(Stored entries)
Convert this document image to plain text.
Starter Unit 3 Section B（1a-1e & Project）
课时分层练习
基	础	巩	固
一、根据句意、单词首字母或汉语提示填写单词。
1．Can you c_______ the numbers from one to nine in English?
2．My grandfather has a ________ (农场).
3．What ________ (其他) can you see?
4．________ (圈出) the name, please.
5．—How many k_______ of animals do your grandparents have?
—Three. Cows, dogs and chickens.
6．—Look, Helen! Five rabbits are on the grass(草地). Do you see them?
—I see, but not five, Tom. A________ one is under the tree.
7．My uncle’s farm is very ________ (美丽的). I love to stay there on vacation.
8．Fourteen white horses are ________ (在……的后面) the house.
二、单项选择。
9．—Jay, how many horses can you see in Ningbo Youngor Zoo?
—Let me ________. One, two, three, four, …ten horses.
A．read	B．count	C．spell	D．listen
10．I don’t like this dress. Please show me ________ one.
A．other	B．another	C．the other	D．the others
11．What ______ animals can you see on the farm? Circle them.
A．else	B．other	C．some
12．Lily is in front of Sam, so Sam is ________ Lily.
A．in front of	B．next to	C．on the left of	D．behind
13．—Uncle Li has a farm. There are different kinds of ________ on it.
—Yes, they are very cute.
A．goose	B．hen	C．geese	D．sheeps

...

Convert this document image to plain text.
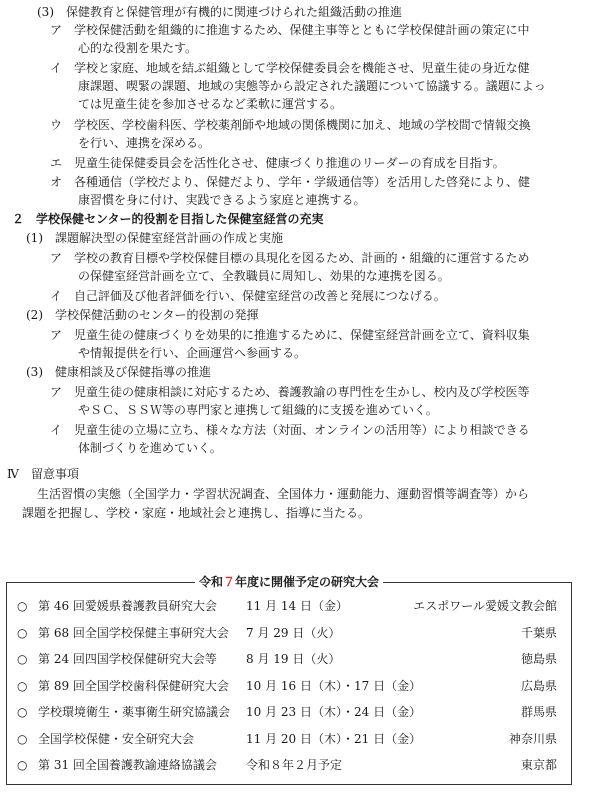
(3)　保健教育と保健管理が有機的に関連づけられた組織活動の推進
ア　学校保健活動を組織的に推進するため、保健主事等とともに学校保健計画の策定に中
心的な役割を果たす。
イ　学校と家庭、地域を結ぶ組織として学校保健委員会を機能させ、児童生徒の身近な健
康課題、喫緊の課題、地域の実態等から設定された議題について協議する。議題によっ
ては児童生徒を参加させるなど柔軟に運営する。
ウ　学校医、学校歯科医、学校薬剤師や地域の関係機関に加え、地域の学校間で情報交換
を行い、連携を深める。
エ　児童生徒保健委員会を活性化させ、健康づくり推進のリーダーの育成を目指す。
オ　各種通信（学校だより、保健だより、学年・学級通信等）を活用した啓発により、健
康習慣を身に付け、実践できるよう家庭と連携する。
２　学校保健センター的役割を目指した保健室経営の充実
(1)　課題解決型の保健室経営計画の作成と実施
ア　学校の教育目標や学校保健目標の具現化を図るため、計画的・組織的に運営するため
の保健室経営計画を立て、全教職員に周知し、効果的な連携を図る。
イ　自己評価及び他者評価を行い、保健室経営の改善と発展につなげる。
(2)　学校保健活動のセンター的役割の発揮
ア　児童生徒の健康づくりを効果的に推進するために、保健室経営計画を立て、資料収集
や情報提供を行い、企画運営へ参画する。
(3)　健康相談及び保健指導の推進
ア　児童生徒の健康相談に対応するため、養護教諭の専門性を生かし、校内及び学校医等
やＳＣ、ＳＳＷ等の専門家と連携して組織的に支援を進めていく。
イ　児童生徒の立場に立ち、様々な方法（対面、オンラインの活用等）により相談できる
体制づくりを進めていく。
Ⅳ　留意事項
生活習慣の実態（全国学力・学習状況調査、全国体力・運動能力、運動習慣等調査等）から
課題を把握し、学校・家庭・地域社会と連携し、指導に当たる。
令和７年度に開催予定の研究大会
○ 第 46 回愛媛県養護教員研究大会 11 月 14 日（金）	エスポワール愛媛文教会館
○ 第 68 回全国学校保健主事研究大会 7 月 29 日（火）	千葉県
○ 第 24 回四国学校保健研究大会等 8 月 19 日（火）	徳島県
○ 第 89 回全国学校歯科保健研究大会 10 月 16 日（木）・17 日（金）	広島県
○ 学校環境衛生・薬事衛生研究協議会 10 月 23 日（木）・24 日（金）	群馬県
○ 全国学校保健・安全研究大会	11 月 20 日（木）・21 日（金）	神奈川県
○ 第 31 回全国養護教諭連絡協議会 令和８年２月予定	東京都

...

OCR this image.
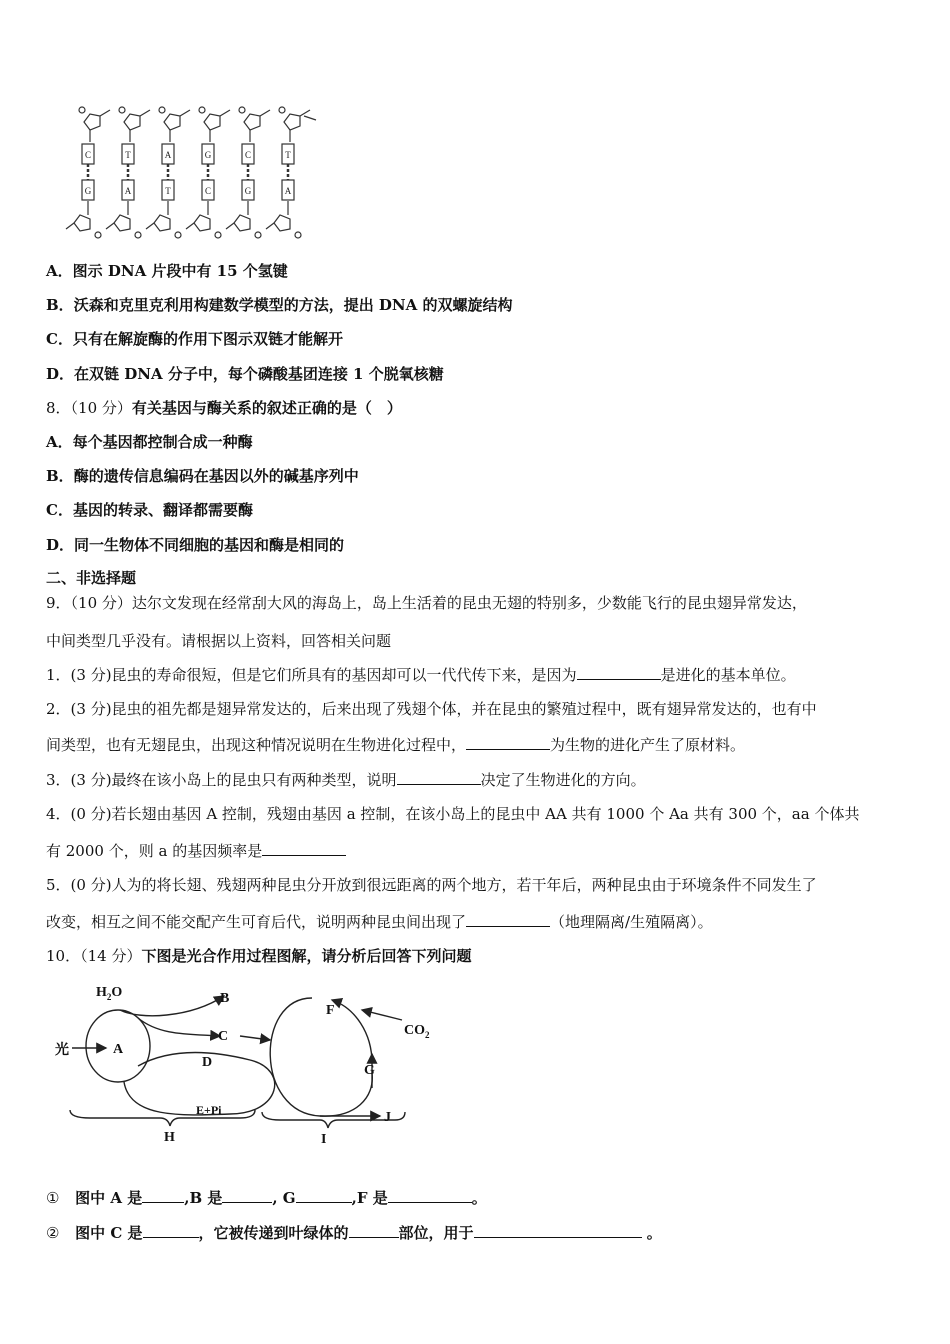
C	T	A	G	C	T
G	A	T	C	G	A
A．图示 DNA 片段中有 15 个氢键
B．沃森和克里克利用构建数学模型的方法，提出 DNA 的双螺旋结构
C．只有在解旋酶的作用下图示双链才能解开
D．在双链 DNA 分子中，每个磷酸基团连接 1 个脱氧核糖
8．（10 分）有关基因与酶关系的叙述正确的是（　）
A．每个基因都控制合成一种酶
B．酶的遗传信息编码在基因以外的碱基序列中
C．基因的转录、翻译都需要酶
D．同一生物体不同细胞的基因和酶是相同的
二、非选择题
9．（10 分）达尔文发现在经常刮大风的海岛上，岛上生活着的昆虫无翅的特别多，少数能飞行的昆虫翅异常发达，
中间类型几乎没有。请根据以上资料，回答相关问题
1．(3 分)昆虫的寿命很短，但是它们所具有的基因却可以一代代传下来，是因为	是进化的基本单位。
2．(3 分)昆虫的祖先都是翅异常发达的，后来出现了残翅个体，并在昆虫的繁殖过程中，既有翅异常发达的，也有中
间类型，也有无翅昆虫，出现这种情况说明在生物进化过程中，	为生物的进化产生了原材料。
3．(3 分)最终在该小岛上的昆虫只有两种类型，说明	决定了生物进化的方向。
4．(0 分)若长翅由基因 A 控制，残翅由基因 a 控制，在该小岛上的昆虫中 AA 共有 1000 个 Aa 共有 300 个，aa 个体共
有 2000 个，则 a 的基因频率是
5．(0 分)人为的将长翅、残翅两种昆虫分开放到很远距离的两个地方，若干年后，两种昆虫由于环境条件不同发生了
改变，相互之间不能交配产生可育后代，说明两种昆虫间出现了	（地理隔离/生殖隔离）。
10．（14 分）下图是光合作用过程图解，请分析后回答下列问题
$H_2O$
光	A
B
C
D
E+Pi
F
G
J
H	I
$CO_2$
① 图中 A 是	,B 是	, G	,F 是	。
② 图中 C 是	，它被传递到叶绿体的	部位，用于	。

Do this
Find the word "other" and list each line it appears in.

Complete output
A．other	B．another	C．the other	D．the others
A．else	B．other	C．some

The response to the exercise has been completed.